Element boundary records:

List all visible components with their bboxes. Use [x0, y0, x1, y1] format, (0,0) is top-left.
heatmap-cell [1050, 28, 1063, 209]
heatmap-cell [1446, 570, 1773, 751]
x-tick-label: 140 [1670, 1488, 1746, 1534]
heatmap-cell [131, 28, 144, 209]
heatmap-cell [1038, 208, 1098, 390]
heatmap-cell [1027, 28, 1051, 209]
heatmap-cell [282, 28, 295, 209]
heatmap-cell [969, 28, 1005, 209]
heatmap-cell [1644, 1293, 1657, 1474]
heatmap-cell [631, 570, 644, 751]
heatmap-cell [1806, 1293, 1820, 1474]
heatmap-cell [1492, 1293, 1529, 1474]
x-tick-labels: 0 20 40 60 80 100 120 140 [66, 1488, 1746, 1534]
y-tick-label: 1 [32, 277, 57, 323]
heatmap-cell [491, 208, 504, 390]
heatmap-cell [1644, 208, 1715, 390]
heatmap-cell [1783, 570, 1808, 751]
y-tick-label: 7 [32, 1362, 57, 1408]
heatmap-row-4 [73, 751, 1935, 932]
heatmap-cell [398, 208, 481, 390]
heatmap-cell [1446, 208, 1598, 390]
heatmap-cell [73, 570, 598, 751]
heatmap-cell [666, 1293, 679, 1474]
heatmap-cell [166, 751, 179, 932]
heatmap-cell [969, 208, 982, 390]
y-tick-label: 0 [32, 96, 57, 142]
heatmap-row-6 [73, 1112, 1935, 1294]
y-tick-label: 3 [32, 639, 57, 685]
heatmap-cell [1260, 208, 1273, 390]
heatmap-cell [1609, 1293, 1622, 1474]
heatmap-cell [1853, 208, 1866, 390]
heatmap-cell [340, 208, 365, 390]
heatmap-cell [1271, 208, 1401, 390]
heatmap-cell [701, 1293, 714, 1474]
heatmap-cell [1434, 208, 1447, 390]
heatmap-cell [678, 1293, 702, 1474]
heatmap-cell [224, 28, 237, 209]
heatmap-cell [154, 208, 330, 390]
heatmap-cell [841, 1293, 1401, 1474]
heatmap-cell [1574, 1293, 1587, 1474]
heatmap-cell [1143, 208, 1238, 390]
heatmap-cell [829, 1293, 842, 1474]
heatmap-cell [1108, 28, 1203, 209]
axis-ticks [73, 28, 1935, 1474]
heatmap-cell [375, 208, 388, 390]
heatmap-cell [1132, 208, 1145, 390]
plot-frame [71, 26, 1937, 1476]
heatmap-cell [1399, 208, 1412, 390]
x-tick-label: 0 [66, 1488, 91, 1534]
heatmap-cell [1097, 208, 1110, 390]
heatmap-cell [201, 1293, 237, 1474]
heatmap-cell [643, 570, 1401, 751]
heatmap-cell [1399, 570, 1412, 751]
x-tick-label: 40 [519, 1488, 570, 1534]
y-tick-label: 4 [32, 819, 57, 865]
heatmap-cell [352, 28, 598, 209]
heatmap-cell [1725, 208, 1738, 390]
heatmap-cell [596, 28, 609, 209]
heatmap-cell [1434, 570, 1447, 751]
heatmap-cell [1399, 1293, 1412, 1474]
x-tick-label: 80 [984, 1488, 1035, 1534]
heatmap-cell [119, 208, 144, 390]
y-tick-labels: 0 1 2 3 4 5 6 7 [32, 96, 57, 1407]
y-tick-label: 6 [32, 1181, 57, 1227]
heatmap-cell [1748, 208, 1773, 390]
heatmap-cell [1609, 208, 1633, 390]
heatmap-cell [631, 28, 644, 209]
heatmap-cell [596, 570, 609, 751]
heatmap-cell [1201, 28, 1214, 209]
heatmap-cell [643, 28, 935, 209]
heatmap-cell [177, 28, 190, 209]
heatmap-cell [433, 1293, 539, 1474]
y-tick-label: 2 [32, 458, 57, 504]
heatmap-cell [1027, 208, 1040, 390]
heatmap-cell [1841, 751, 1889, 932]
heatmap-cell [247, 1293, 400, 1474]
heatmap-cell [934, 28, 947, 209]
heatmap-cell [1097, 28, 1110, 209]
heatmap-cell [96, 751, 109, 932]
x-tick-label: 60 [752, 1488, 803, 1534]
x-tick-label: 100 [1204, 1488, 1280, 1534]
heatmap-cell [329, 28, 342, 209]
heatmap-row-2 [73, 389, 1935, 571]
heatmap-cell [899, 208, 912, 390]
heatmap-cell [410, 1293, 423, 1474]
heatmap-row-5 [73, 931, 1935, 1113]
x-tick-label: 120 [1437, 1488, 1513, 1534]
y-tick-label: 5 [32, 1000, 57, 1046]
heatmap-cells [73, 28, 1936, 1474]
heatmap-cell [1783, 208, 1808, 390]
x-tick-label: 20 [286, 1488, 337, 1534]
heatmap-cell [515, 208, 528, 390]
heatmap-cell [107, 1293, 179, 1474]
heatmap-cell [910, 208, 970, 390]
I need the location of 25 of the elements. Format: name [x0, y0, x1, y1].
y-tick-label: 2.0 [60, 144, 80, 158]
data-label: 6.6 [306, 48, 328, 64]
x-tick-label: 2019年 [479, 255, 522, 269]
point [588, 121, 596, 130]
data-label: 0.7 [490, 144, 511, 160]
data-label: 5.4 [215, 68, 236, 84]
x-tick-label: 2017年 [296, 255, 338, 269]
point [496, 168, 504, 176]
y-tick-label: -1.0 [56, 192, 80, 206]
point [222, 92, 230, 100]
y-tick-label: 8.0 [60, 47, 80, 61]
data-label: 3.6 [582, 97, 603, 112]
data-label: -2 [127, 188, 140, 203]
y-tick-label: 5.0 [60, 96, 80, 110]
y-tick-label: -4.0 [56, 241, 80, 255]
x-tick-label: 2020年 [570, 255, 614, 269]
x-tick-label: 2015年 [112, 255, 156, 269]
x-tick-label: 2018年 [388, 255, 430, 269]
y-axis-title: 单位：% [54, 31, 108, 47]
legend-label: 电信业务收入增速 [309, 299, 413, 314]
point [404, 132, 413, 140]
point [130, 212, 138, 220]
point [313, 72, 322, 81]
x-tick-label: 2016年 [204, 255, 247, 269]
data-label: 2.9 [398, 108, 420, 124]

Problem statement: Copy the records line for line, starting at the very first line and ending with the line that contains "heatmap-cell [1725, 208, 1738, 390]", with both of those lines included.

Response below:
List all visible components with their bboxes. Use [x0, y0, x1, y1] format, (0,0) is top-left.
heatmap-cell [1050, 28, 1063, 209]
heatmap-cell [1446, 570, 1773, 751]
x-tick-label: 140 [1670, 1488, 1746, 1534]
heatmap-cell [131, 28, 144, 209]
heatmap-cell [1038, 208, 1098, 390]
heatmap-cell [1027, 28, 1051, 209]
heatmap-cell [282, 28, 295, 209]
heatmap-cell [969, 28, 1005, 209]
heatmap-cell [1644, 1293, 1657, 1474]
heatmap-cell [631, 570, 644, 751]
heatmap-cell [1806, 1293, 1820, 1474]
heatmap-cell [1492, 1293, 1529, 1474]
x-tick-labels: 0 20 40 60 80 100 120 140 [66, 1488, 1746, 1534]
y-tick-label: 1 [32, 277, 57, 323]
heatmap-cell [491, 208, 504, 390]
heatmap-cell [1644, 208, 1715, 390]
heatmap-cell [1783, 570, 1808, 751]
y-tick-label: 7 [32, 1362, 57, 1408]
heatmap-row-4 [73, 751, 1935, 932]
heatmap-cell [398, 208, 481, 390]
heatmap-cell [1446, 208, 1598, 390]
heatmap-cell [73, 570, 598, 751]
heatmap-cell [666, 1293, 679, 1474]
heatmap-cell [166, 751, 179, 932]
heatmap-cell [969, 208, 982, 390]
y-tick-label: 0 [32, 96, 57, 142]
heatmap-row-6 [73, 1112, 1935, 1294]
y-tick-label: 3 [32, 639, 57, 685]
heatmap-cell [1260, 208, 1273, 390]
heatmap-cell [1609, 1293, 1622, 1474]
heatmap-cell [1853, 208, 1866, 390]
heatmap-cell [340, 208, 365, 390]
heatmap-cell [1271, 208, 1401, 390]
heatmap-cell [701, 1293, 714, 1474]
heatmap-cell [1434, 208, 1447, 390]
heatmap-cell [678, 1293, 702, 1474]
heatmap-cell [224, 28, 237, 209]
heatmap-cell [154, 208, 330, 390]
heatmap-cell [841, 1293, 1401, 1474]
heatmap-cell [1574, 1293, 1587, 1474]
heatmap-cell [1143, 208, 1238, 390]
heatmap-cell [829, 1293, 842, 1474]
heatmap-cell [1108, 28, 1203, 209]
axis-ticks [73, 28, 1935, 1474]
heatmap-cell [375, 208, 388, 390]
heatmap-cell [1132, 208, 1145, 390]
plot-frame [71, 26, 1937, 1476]
heatmap-cell [1399, 208, 1412, 390]
x-tick-label: 0 [66, 1488, 91, 1534]
heatmap-cell [1097, 208, 1110, 390]
heatmap-cell [201, 1293, 237, 1474]
heatmap-cell [643, 570, 1401, 751]
heatmap-cell [1399, 570, 1412, 751]
x-tick-label: 40 [519, 1488, 570, 1534]
y-tick-label: 4 [32, 819, 57, 865]
heatmap-cell [352, 28, 598, 209]
heatmap-cell [1725, 208, 1738, 390]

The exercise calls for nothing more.